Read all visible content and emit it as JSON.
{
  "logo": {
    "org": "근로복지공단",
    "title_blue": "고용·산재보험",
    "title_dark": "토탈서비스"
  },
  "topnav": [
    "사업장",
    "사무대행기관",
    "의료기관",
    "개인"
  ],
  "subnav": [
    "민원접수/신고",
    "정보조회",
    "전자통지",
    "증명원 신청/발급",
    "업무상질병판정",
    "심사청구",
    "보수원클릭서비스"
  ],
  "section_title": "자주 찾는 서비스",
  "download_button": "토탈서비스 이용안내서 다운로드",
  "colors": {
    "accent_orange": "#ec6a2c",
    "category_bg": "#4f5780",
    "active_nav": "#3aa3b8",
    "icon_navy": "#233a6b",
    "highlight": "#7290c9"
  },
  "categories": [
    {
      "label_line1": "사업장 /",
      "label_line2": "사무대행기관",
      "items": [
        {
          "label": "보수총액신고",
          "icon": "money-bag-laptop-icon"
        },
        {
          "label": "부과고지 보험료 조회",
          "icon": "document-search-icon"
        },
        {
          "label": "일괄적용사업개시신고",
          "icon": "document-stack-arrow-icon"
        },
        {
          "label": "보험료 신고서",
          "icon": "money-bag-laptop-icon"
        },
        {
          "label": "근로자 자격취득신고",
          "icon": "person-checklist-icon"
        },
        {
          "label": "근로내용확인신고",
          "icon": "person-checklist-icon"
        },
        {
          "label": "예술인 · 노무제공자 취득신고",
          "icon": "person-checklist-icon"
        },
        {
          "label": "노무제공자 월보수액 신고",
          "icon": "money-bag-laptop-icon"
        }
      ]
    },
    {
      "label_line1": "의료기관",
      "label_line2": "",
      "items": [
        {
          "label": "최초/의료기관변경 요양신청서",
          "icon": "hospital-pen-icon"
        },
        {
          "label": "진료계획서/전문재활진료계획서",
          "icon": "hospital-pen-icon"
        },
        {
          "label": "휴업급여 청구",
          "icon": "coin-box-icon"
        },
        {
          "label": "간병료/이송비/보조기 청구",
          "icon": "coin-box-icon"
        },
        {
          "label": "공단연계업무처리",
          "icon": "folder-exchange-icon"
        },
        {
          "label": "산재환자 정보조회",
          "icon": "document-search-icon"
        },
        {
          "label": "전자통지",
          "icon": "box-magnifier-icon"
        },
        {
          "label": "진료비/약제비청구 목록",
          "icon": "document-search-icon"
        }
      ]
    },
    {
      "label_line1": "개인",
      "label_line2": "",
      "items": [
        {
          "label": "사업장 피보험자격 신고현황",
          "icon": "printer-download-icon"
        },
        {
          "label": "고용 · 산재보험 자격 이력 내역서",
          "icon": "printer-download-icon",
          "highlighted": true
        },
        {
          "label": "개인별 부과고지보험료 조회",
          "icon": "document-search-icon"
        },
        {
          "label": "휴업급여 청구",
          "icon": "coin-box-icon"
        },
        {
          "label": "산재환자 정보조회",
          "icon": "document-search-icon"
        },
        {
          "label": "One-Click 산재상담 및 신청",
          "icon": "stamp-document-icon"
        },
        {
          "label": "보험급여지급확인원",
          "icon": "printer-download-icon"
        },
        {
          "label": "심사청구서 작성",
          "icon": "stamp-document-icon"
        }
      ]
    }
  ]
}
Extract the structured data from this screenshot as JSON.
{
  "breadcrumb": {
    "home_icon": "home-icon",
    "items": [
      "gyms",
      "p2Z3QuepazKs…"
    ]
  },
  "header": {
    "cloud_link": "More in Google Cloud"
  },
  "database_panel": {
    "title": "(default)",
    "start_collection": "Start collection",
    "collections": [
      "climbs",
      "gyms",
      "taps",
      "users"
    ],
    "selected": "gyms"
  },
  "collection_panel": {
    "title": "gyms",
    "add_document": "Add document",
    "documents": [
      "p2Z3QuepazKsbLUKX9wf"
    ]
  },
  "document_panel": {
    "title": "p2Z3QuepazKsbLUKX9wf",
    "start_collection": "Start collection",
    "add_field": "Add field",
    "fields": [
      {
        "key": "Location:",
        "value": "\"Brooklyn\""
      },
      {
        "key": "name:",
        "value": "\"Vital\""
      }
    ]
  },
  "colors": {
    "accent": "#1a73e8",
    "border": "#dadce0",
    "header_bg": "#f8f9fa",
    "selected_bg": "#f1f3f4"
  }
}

##############################

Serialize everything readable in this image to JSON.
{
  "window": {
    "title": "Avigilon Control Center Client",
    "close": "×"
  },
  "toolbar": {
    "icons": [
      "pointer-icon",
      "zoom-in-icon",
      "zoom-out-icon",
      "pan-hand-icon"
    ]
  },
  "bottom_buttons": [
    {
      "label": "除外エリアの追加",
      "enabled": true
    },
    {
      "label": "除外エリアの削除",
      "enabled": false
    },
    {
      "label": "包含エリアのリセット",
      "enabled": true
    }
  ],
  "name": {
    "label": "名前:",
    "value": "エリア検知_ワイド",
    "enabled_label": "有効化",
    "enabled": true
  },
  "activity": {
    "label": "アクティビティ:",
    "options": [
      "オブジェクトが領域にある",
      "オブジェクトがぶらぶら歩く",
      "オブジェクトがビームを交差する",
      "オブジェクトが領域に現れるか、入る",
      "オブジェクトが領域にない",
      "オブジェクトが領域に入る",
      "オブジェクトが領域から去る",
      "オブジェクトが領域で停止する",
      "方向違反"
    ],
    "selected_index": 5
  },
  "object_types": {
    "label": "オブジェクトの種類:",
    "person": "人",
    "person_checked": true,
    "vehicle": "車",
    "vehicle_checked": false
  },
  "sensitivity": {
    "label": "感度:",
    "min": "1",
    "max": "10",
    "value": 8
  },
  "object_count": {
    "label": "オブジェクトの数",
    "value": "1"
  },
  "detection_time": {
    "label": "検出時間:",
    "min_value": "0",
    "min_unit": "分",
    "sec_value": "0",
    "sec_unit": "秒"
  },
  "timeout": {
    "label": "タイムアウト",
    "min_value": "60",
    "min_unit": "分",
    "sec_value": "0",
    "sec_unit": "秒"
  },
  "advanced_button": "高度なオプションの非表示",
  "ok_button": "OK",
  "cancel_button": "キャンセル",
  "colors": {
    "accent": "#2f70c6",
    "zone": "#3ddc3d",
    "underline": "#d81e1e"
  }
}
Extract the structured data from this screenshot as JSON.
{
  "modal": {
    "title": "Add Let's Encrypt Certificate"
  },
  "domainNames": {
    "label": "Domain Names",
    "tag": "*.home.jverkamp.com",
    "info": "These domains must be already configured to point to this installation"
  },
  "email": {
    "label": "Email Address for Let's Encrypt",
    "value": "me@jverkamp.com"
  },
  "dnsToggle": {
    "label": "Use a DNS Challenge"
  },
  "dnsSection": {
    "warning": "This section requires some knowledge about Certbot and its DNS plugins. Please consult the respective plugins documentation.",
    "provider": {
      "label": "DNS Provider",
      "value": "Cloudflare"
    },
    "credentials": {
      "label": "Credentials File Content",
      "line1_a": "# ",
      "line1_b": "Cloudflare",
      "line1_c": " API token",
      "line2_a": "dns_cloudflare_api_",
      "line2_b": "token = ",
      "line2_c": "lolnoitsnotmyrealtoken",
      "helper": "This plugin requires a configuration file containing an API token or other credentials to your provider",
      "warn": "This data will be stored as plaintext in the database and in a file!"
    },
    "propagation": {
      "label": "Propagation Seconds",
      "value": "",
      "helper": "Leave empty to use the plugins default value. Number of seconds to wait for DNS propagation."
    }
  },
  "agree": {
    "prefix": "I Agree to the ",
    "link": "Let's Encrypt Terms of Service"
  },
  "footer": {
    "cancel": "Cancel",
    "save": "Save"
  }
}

##############################

TASK BRIEF
Using the listing above, locate the lines that hold "노무제공자" and copy each one.

RESULT
          "label": "예술인 · 노무제공자 취득신고",
          "label": "노무제공자 월보수액 신고",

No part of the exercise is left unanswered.